Problem
The lines to be copied are those below that contain "circle".

Records to use
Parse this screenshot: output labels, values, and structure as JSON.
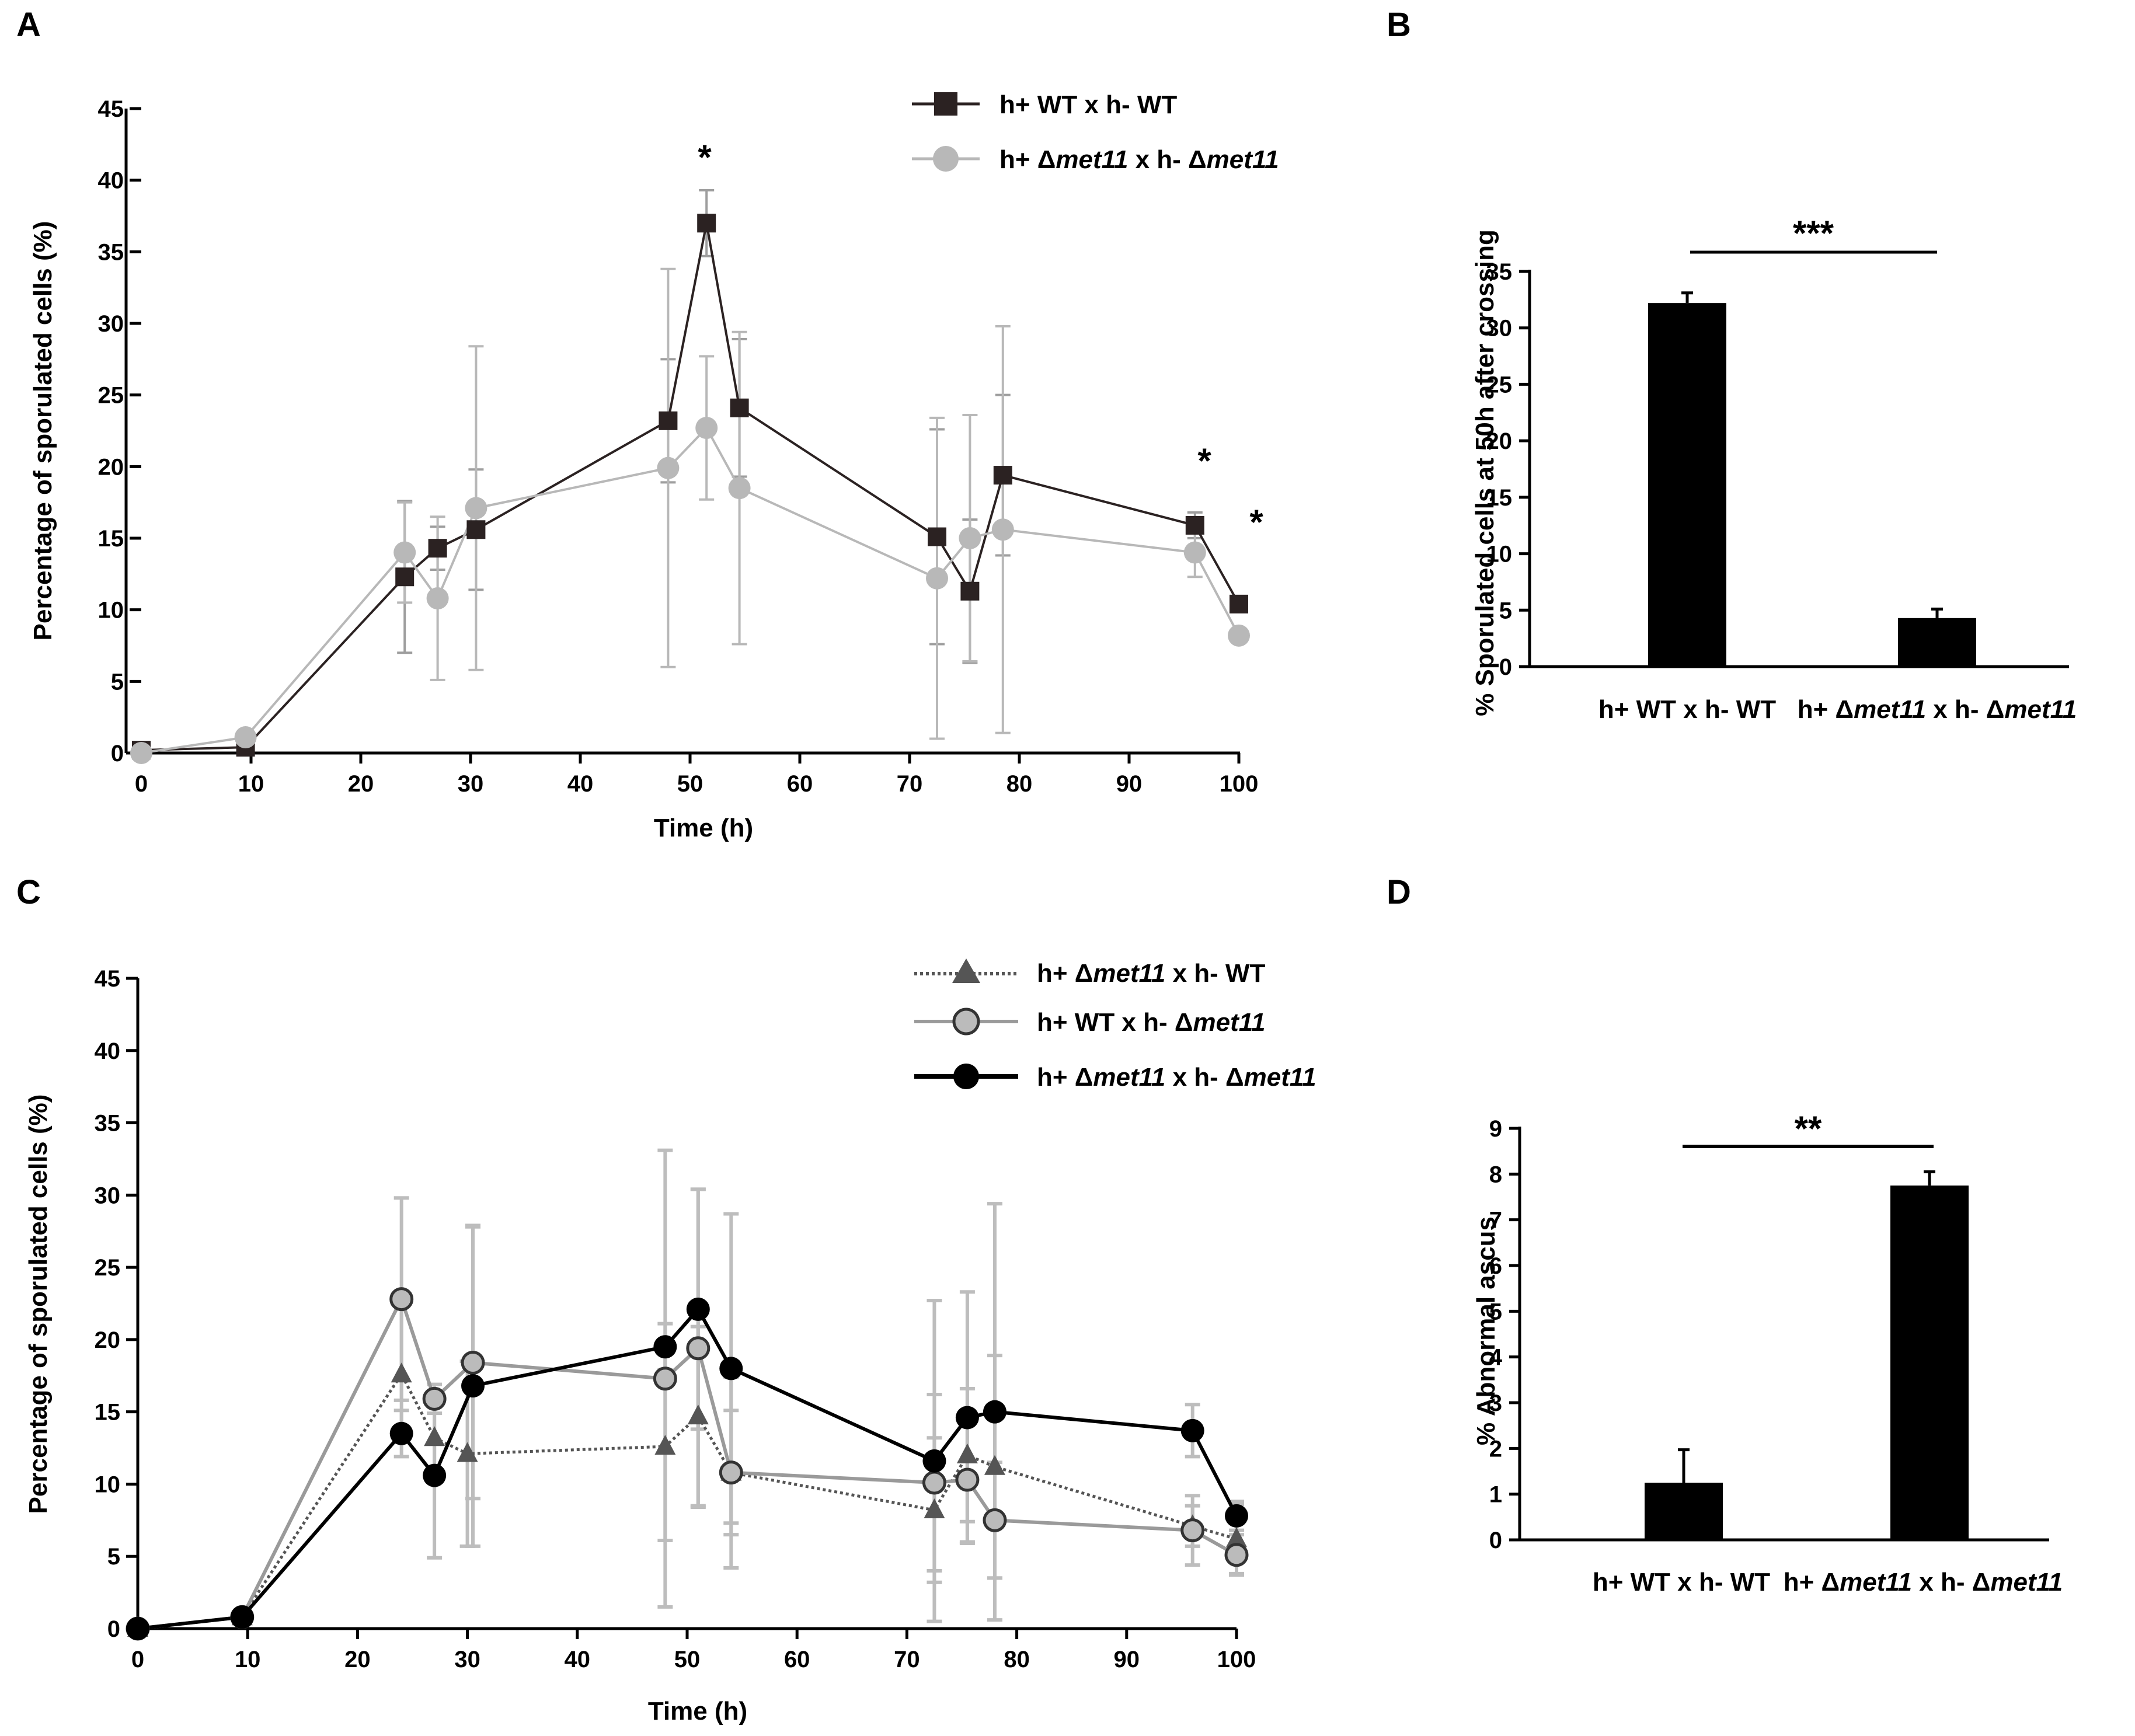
{
  "chart_data": [
    {
      "panel": "A",
      "type": "line",
      "xlabel": "Time (h)",
      "ylabel": "Percentage of sporulated cells (%)",
      "xlim": [
        0,
        100
      ],
      "ylim": [
        0,
        45
      ],
      "xticks": [
        0,
        10,
        20,
        30,
        40,
        50,
        60,
        70,
        80,
        90,
        100
      ],
      "yticks": [
        0,
        5,
        10,
        15,
        20,
        25,
        30,
        35,
        40,
        45
      ],
      "series": [
        {
          "name": "h+ WT x h- WT",
          "marker": "square",
          "color": "#2b2222",
          "x": [
            0,
            9.5,
            24,
            27,
            30.5,
            48,
            51.5,
            54.5,
            72.5,
            75.5,
            78.5,
            96,
            100
          ],
          "y": [
            0.2,
            0.4,
            12.3,
            14.3,
            15.6,
            23.2,
            37.0,
            24.1,
            15.1,
            11.3,
            19.4,
            15.9,
            10.4
          ],
          "err": [
            0.2,
            0.3,
            5.3,
            1.5,
            4.2,
            4.3,
            2.3,
            4.8,
            7.5,
            5.0,
            5.6,
            0.9,
            0.3
          ]
        },
        {
          "name": "h+ Δmet11 x h- Δmet11",
          "marker": "circle",
          "color": "#b8b8b8",
          "x": [
            0,
            9.5,
            24,
            27,
            30.5,
            48,
            51.5,
            54.5,
            72.5,
            75.5,
            78.5,
            96,
            100
          ],
          "y": [
            0,
            1.1,
            14.0,
            10.8,
            17.1,
            19.9,
            22.7,
            18.5,
            12.2,
            15.0,
            15.6,
            14.0,
            8.2
          ],
          "err": [
            0.1,
            0.4,
            3.5,
            5.7,
            11.3,
            13.9,
            5.0,
            10.9,
            11.2,
            8.6,
            14.2,
            1.7,
            0.3
          ]
        }
      ],
      "annotations": [
        {
          "text": "*",
          "x": 51.5
        },
        {
          "text": "*",
          "x": 97
        },
        {
          "text": "*",
          "x": 102
        }
      ]
    },
    {
      "panel": "B",
      "type": "bar",
      "ylabel": "% Sporulated cells at 50h after crossing",
      "ylim": [
        0,
        35
      ],
      "yticks": [
        0,
        5,
        10,
        15,
        20,
        25,
        30,
        35
      ],
      "categories": [
        {
          "pre": "h+ WT x h- WT",
          "g1": "",
          "mid": "",
          "g2": ""
        },
        {
          "pre": "h+ Δ",
          "g1": "met11",
          "mid": " x h- Δ",
          "g2": "met11"
        }
      ],
      "values": [
        32.2,
        4.3
      ],
      "err": [
        0.9,
        0.8
      ],
      "significance": "***"
    },
    {
      "panel": "C",
      "type": "line",
      "xlabel": "Time (h)",
      "ylabel": "Percentage of sporulated cells (%)",
      "xlim": [
        0,
        100
      ],
      "ylim": [
        0,
        45
      ],
      "xticks": [
        0,
        10,
        20,
        30,
        40,
        50,
        60,
        70,
        80,
        90,
        100
      ],
      "yticks": [
        0,
        5,
        10,
        15,
        20,
        25,
        30,
        35,
        40,
        45
      ],
      "series": [
        {
          "name": "h+ Δmet11 x h- WT",
          "marker": "triangle",
          "color": "#555555",
          "line": "dotted",
          "x": [
            0,
            9.5,
            24,
            27,
            30,
            48,
            51,
            54,
            72.5,
            75.5,
            78,
            96,
            100
          ],
          "y": [
            0,
            0.8,
            17.6,
            13.2,
            12.1,
            12.6,
            14.7,
            10.8,
            8.2,
            12.0,
            11.2,
            7.1,
            6.2
          ],
          "err": [
            0.1,
            0.3,
            4.7,
            3.0,
            6.4,
            6.5,
            6.2,
            6.6,
            5.0,
            4.6,
            7.7,
            1.4,
            2.4
          ]
        },
        {
          "name": "h+ WT x h- Δmet11",
          "marker": "circle-outline",
          "color": "#9a9a9a",
          "x": [
            0,
            9.5,
            24,
            27,
            30.5,
            48,
            51,
            54,
            72.5,
            75.5,
            78,
            96,
            100
          ],
          "y": [
            0,
            0.8,
            22.8,
            15.9,
            18.4,
            17.3,
            19.4,
            10.8,
            10.1,
            10.3,
            7.5,
            6.8,
            5.1
          ],
          "err": [
            0.1,
            0.3,
            7.0,
            1.0,
            9.4,
            15.8,
            11.0,
            4.3,
            6.1,
            4.3,
            4.0,
            2.4,
            1.4
          ]
        },
        {
          "name": "h+ Δmet11 x h- Δmet11",
          "marker": "circle-black",
          "color": "#000000",
          "x": [
            0,
            9.5,
            24,
            27,
            30.5,
            48,
            51,
            54,
            72.5,
            75.5,
            78,
            96,
            100
          ],
          "y": [
            0,
            0.8,
            13.5,
            10.6,
            16.8,
            19.5,
            22.1,
            18.0,
            11.6,
            14.6,
            15.0,
            13.7,
            7.8
          ],
          "err": [
            0.1,
            0.3,
            1.6,
            5.7,
            11.1,
            1.6,
            8.3,
            10.7,
            11.1,
            8.7,
            14.4,
            1.8,
            1.0
          ]
        }
      ]
    },
    {
      "panel": "D",
      "type": "bar",
      "ylabel": "% Abnormal ascus",
      "ylim": [
        0,
        9
      ],
      "yticks": [
        0,
        1,
        2,
        3,
        4,
        5,
        6,
        7,
        8,
        9
      ],
      "categories": [
        {
          "pre": "h+ WT x h- WT",
          "g1": "",
          "mid": "",
          "g2": ""
        },
        {
          "pre": "h+ Δ",
          "g1": "met11",
          "mid": " x h- Δ",
          "g2": "met11"
        }
      ],
      "values": [
        1.25,
        7.75
      ],
      "err": [
        0.72,
        0.3
      ],
      "significance": "**"
    }
  ],
  "labels": {
    "panel_a": "A",
    "panel_b": "B",
    "panel_c": "C",
    "panel_d": "D",
    "star": "*",
    "legend_a": [
      {
        "pre": "h+ WT x h- WT",
        "g1": "",
        "mid": "",
        "g2": ""
      },
      {
        "pre": "h+ Δ",
        "g1": "met11",
        "mid": " x h- Δ",
        "g2": "met11"
      }
    ],
    "legend_c": [
      {
        "pre": "h+ Δ",
        "g1": "met11",
        "mid": " x h- WT",
        "g2": ""
      },
      {
        "pre": "h+ WT x h- Δ",
        "g1": "met11",
        "mid": "",
        "g2": ""
      },
      {
        "pre": "h+ Δ",
        "g1": "met11",
        "mid": " x h- Δ",
        "g2": "met11"
      }
    ]
  }
}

Solution
          "marker": "circle",
          "marker": "circle-outline",
          "marker": "circle-black",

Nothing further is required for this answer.